Pull out every line with the word "QLSL" from the entries below.

^^^^^^^^

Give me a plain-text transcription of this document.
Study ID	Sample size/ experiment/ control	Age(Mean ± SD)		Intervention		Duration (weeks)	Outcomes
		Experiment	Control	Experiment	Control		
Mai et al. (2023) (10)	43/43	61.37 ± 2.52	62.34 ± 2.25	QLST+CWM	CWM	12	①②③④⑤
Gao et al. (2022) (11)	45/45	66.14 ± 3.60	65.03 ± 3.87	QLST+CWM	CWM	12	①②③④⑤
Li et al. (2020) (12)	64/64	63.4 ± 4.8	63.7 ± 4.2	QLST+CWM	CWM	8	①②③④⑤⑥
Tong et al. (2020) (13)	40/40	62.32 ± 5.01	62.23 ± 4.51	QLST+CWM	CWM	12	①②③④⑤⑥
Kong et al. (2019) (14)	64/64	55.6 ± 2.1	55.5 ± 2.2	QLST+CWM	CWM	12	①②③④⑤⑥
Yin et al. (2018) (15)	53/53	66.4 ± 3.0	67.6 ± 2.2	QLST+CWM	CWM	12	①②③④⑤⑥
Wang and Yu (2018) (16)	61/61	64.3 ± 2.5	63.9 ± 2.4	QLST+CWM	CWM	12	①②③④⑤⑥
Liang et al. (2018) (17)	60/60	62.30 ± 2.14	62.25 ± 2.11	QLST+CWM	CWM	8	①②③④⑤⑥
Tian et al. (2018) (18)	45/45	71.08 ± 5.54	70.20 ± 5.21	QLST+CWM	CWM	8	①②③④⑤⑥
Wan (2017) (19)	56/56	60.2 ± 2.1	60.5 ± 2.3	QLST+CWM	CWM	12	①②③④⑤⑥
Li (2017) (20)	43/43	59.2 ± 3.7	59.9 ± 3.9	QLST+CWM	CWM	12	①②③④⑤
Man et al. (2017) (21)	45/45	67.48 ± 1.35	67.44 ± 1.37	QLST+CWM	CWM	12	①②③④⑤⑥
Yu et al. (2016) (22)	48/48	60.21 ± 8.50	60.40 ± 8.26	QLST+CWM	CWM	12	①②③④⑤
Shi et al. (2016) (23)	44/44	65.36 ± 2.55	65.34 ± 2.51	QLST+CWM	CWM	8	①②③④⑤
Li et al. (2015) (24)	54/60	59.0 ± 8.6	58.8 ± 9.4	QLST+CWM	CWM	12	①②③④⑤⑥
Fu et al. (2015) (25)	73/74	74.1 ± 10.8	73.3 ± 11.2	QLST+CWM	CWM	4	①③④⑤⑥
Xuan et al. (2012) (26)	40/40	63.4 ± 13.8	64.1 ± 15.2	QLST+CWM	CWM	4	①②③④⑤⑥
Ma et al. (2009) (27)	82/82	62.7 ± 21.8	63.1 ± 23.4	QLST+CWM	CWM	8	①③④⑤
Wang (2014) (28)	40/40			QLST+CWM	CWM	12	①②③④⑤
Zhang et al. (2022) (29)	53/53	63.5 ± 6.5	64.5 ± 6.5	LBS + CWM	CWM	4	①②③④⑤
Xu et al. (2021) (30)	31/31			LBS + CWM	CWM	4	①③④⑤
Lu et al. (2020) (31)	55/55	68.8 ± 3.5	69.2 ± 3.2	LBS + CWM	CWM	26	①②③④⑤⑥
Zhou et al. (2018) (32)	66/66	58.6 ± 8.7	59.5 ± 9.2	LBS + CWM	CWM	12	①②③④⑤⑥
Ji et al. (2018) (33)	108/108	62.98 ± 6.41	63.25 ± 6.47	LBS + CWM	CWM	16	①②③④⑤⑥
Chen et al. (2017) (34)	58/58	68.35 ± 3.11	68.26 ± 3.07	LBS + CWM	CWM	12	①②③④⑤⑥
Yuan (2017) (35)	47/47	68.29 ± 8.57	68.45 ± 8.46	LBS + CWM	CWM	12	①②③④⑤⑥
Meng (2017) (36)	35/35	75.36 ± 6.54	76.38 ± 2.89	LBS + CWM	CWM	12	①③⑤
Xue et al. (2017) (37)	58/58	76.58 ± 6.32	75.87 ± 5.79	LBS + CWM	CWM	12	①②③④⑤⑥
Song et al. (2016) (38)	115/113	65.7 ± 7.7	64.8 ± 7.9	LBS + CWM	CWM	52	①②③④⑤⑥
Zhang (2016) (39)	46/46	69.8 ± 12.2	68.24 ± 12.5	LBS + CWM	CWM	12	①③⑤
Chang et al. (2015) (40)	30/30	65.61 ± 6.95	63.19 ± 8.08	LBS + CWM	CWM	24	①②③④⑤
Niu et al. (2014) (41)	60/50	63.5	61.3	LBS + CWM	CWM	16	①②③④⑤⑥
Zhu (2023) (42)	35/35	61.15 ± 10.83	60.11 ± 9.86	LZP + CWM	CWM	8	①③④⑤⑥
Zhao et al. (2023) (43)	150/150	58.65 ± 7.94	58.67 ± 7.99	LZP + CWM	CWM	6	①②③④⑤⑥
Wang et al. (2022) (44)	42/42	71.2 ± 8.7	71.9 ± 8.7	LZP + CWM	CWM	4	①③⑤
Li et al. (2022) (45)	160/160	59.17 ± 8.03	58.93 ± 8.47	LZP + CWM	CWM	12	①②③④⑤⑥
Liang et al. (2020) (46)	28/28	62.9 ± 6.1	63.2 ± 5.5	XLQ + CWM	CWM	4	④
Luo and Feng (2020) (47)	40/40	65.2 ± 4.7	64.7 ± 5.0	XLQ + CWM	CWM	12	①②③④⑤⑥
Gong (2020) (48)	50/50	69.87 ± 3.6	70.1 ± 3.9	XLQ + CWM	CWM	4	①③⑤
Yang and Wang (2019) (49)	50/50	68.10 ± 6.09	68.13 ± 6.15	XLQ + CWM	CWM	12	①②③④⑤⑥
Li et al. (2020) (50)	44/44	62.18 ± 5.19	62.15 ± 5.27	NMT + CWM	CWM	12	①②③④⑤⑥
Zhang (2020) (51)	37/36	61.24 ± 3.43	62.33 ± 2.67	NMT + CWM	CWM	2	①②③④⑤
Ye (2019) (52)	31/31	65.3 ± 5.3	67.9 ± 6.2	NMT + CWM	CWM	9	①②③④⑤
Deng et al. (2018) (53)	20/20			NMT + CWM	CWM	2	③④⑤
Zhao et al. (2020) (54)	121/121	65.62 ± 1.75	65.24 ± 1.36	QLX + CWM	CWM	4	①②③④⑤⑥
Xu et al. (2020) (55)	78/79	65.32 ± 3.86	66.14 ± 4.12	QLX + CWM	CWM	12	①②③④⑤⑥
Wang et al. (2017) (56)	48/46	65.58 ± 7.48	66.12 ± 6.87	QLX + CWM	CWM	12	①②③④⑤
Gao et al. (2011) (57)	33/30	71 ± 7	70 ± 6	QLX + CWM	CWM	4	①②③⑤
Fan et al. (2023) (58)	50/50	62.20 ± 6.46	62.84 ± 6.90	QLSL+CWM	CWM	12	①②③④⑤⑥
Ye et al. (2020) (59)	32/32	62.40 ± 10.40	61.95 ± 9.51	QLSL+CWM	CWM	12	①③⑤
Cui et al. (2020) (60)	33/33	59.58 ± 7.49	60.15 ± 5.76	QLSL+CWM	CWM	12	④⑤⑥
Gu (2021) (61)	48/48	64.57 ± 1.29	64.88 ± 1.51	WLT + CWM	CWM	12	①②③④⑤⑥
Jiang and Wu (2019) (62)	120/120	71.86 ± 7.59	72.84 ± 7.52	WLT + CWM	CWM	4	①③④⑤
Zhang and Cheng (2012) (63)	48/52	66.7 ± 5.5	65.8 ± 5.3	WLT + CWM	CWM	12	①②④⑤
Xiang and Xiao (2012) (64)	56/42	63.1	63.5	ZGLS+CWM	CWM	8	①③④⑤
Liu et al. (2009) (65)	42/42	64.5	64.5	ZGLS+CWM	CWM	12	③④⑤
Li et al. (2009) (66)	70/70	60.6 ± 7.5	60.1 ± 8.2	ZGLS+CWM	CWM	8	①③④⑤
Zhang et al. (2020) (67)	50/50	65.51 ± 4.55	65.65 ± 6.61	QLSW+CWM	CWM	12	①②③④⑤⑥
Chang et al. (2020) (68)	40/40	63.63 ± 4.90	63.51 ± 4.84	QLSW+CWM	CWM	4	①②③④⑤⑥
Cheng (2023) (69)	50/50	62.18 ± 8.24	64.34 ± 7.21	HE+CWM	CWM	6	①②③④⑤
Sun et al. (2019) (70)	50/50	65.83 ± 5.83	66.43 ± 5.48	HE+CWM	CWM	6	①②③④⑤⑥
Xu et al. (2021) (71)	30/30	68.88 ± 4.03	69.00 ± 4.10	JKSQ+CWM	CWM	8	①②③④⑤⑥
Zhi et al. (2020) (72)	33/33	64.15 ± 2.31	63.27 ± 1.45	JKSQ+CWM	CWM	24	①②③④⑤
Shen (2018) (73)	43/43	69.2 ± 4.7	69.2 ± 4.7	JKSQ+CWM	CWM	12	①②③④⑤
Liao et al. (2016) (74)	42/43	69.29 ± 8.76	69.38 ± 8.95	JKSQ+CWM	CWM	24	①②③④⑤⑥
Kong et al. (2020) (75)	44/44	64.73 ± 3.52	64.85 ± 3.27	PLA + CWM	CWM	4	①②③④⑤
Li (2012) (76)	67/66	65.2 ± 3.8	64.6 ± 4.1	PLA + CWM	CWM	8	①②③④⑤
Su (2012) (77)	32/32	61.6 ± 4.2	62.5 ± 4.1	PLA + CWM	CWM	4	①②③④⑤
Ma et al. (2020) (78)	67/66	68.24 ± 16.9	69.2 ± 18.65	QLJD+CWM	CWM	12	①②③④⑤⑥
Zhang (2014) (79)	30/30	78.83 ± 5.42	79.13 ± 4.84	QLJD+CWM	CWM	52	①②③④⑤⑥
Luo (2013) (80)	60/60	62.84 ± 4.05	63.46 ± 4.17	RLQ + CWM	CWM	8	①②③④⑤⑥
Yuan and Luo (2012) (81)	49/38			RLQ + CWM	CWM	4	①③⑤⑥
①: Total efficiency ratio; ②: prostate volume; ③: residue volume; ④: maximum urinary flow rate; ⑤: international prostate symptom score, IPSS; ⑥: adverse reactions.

^^^^^^^^

◆ REPLY ◆
Fan et al. (2023) (58)	50/50	62.20 ± 6.46	62.84 ± 6.90	QLSL+CWM	CWM	12	①②③④⑤⑥
Ye et al. (2020) (59)	32/32	62.40 ± 10.40	61.95 ± 9.51	QLSL+CWM	CWM	12	①③⑤
Cui et al. (2020) (60)	33/33	59.58 ± 7.49	60.15 ± 5.76	QLSL+CWM	CWM	12	④⑤⑥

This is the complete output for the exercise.